Set problem: Repeat every record below exactly, leaving out the pictures.

Listed entries:
"""

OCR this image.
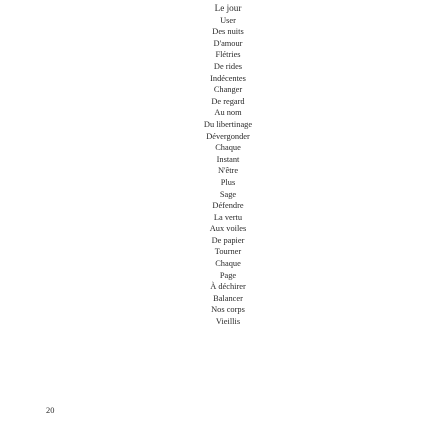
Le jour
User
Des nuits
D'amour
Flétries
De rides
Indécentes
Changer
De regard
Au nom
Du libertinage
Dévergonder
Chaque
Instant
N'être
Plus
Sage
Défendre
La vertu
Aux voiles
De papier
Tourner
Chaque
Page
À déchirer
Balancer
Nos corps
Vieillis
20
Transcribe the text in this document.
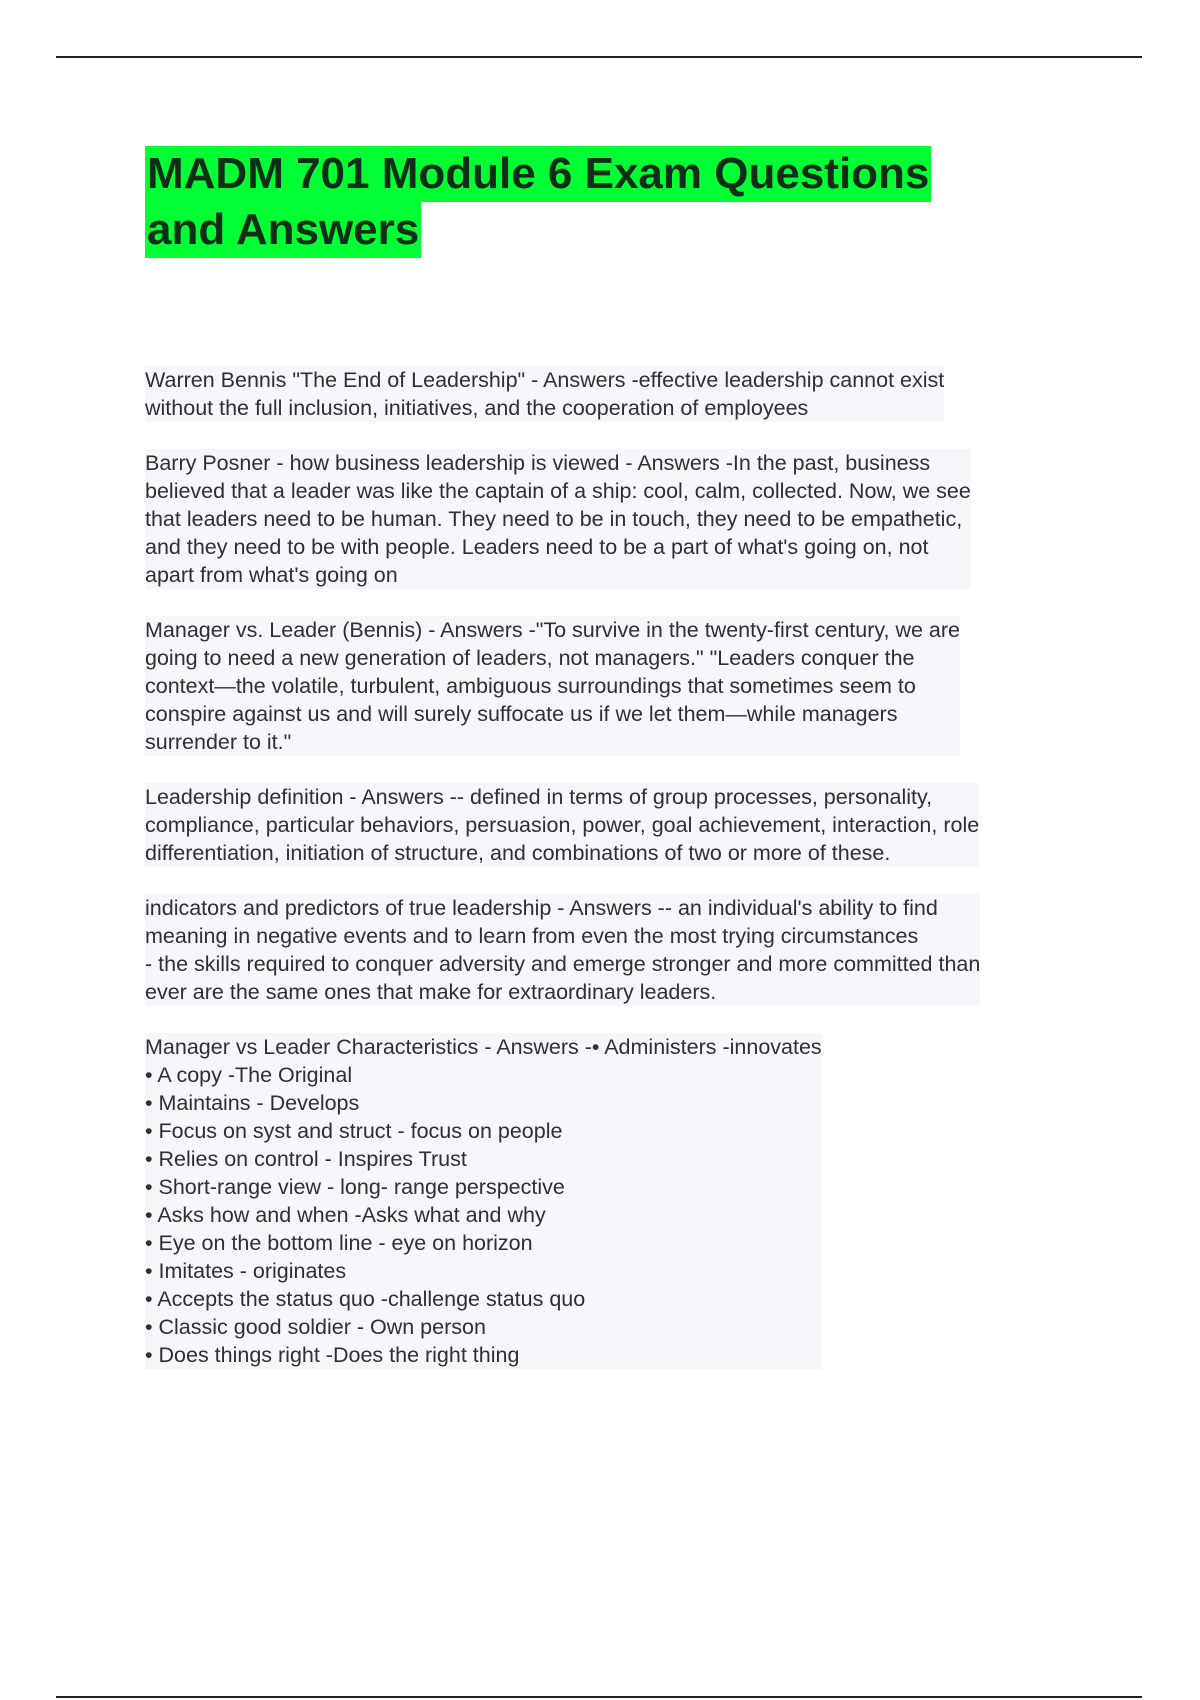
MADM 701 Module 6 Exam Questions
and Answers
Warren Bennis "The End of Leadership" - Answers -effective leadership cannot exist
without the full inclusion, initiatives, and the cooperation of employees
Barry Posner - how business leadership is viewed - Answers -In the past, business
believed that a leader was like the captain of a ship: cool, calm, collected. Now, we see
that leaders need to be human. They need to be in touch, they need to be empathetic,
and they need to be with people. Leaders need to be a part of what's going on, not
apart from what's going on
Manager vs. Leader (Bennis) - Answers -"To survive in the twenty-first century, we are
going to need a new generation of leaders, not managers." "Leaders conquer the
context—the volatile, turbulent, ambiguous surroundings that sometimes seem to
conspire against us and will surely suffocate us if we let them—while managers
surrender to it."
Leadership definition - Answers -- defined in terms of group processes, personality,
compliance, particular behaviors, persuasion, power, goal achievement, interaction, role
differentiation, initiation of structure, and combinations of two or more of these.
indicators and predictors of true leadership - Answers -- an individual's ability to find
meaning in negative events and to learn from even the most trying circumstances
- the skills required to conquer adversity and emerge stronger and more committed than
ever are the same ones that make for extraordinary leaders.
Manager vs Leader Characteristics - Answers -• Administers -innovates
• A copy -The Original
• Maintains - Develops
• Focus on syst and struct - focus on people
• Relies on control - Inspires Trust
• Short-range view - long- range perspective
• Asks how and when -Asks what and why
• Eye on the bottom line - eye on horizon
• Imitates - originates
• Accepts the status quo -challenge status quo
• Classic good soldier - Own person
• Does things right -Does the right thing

"""

Solved problem:
OCR this image.
Le jour
User
Des nuits
D'amour
Flétries
De rides
Indécentes
Changer
De regard
Au nom
Du libertinage
Dévergonder
Chaque
Instant
N'être
Plus
Sage
Défendre
La vertu
Aux voiles
De papier
Tourner
Chaque
Page
À déchirer
Balancer
Nos corps
Vieillis
20
Transcribe the text in this document.
MADM 701 Module 6 Exam Questions
and Answers
Warren Bennis "The End of Leadership" - Answers -effective leadership cannot exist
without the full inclusion, initiatives, and the cooperation of employees
Barry Posner - how business leadership is viewed - Answers -In the past, business
believed that a leader was like the captain of a ship: cool, calm, collected. Now, we see
that leaders need to be human. They need to be in touch, they need to be empathetic,
and they need to be with people. Leaders need to be a part of what's going on, not
apart from what's going on
Manager vs. Leader (Bennis) - Answers -"To survive in the twenty-first century, we are
going to need a new generation of leaders, not managers." "Leaders conquer the
context—the volatile, turbulent, ambiguous surroundings that sometimes seem to
conspire against us and will surely suffocate us if we let them—while managers
surrender to it."
Leadership definition - Answers -- defined in terms of group processes, personality,
compliance, particular behaviors, persuasion, power, goal achievement, interaction, role
differentiation, initiation of structure, and combinations of two or more of these.
indicators and predictors of true leadership - Answers -- an individual's ability to find
meaning in negative events and to learn from even the most trying circumstances
- the skills required to conquer adversity and emerge stronger and more committed than
ever are the same ones that make for extraordinary leaders.
Manager vs Leader Characteristics - Answers -• Administers -innovates
• A copy -The Original
• Maintains - Develops
• Focus on syst and struct - focus on people
• Relies on control - Inspires Trust
• Short-range view - long- range perspective
• Asks how and when -Asks what and why
• Eye on the bottom line - eye on horizon
• Imitates - originates
• Accepts the status quo -challenge status quo
• Classic good soldier - Own person
• Does things right -Does the right thing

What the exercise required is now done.